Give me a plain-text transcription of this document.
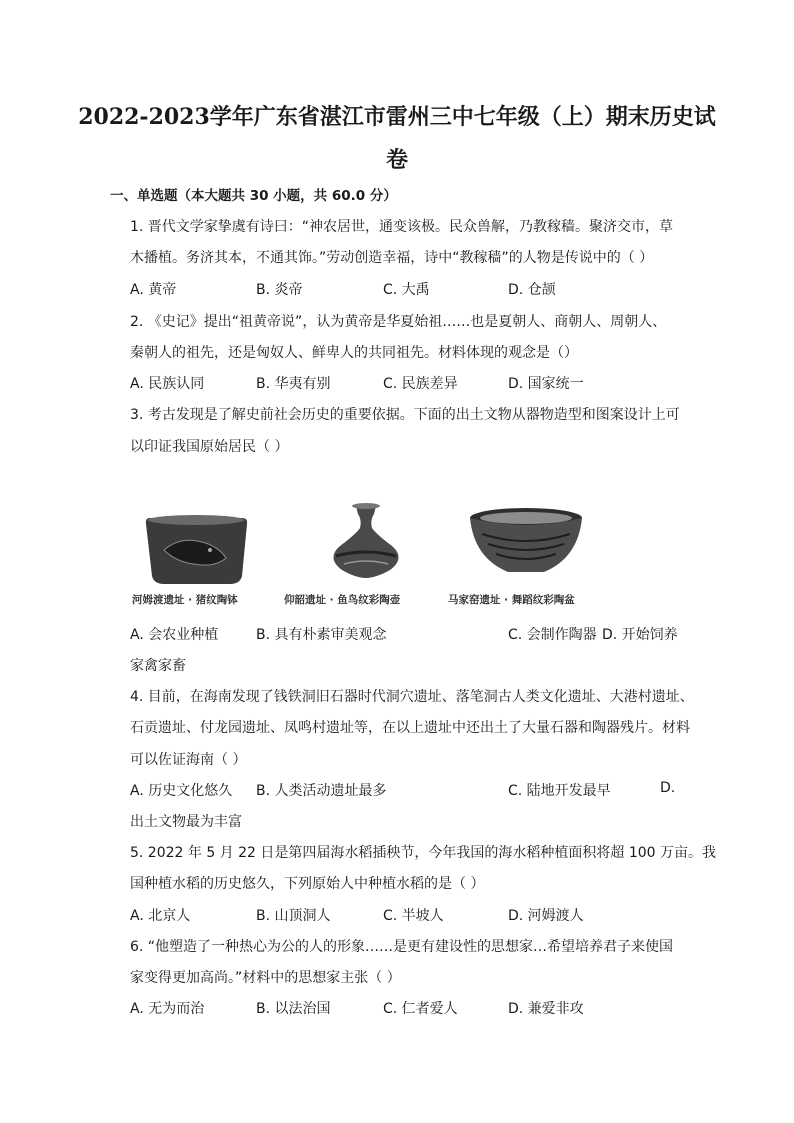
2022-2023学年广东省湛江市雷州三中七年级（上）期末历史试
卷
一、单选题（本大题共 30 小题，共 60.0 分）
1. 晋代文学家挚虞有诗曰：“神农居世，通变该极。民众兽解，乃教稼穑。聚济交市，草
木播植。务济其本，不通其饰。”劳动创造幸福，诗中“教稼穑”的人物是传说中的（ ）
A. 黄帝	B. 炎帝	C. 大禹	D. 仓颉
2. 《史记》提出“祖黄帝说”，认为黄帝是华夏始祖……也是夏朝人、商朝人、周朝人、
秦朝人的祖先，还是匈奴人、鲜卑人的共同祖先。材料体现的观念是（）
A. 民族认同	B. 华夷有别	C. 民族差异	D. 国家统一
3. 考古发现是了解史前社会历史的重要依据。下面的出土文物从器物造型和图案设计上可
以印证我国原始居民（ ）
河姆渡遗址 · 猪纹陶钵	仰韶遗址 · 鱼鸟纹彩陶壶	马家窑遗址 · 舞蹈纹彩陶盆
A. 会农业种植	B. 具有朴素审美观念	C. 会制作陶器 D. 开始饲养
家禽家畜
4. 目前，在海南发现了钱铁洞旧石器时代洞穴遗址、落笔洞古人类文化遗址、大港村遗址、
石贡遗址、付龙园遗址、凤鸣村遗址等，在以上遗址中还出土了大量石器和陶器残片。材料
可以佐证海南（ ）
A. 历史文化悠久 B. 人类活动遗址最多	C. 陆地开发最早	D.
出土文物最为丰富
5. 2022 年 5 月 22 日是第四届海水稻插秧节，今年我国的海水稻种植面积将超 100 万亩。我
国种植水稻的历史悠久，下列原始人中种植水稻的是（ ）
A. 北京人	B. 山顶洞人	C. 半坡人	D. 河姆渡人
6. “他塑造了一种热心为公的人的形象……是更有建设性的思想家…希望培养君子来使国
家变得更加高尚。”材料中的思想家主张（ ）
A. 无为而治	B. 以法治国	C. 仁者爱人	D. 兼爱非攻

• • • •

Print the listing above in full, exactly as written. Omit any pictures.

_Output for this task_
Give me a plain-text transcription of this document.
2022-2023学年广东省湛江市雷州三中七年级（上）期末历史试
卷
一、单选题（本大题共 30 小题，共 60.0 分）
1. 晋代文学家挚虞有诗曰：“神农居世，通变该极。民众兽解，乃教稼穑。聚济交市，草
木播植。务济其本，不通其饰。”劳动创造幸福，诗中“教稼穑”的人物是传说中的（ ）
A. 黄帝	B. 炎帝	C. 大禹	D. 仓颉
2. 《史记》提出“祖黄帝说”，认为黄帝是华夏始祖……也是夏朝人、商朝人、周朝人、
秦朝人的祖先，还是匈奴人、鲜卑人的共同祖先。材料体现的观念是（）
A. 民族认同	B. 华夷有别	C. 民族差异	D. 国家统一
3. 考古发现是了解史前社会历史的重要依据。下面的出土文物从器物造型和图案设计上可
以印证我国原始居民（ ）
河姆渡遗址 · 猪纹陶钵	仰韶遗址 · 鱼鸟纹彩陶壶	马家窑遗址 · 舞蹈纹彩陶盆
A. 会农业种植	B. 具有朴素审美观念	C. 会制作陶器 D. 开始饲养
家禽家畜
4. 目前，在海南发现了钱铁洞旧石器时代洞穴遗址、落笔洞古人类文化遗址、大港村遗址、
石贡遗址、付龙园遗址、凤鸣村遗址等，在以上遗址中还出土了大量石器和陶器残片。材料
可以佐证海南（ ）
A. 历史文化悠久 B. 人类活动遗址最多	C. 陆地开发最早	D.
出土文物最为丰富
5. 2022 年 5 月 22 日是第四届海水稻插秧节，今年我国的海水稻种植面积将超 100 万亩。我
国种植水稻的历史悠久，下列原始人中种植水稻的是（ ）
A. 北京人	B. 山顶洞人	C. 半坡人	D. 河姆渡人
6. “他塑造了一种热心为公的人的形象……是更有建设性的思想家…希望培养君子来使国
家变得更加高尚。”材料中的思想家主张（ ）
A. 无为而治	B. 以法治国	C. 仁者爱人	D. 兼爱非攻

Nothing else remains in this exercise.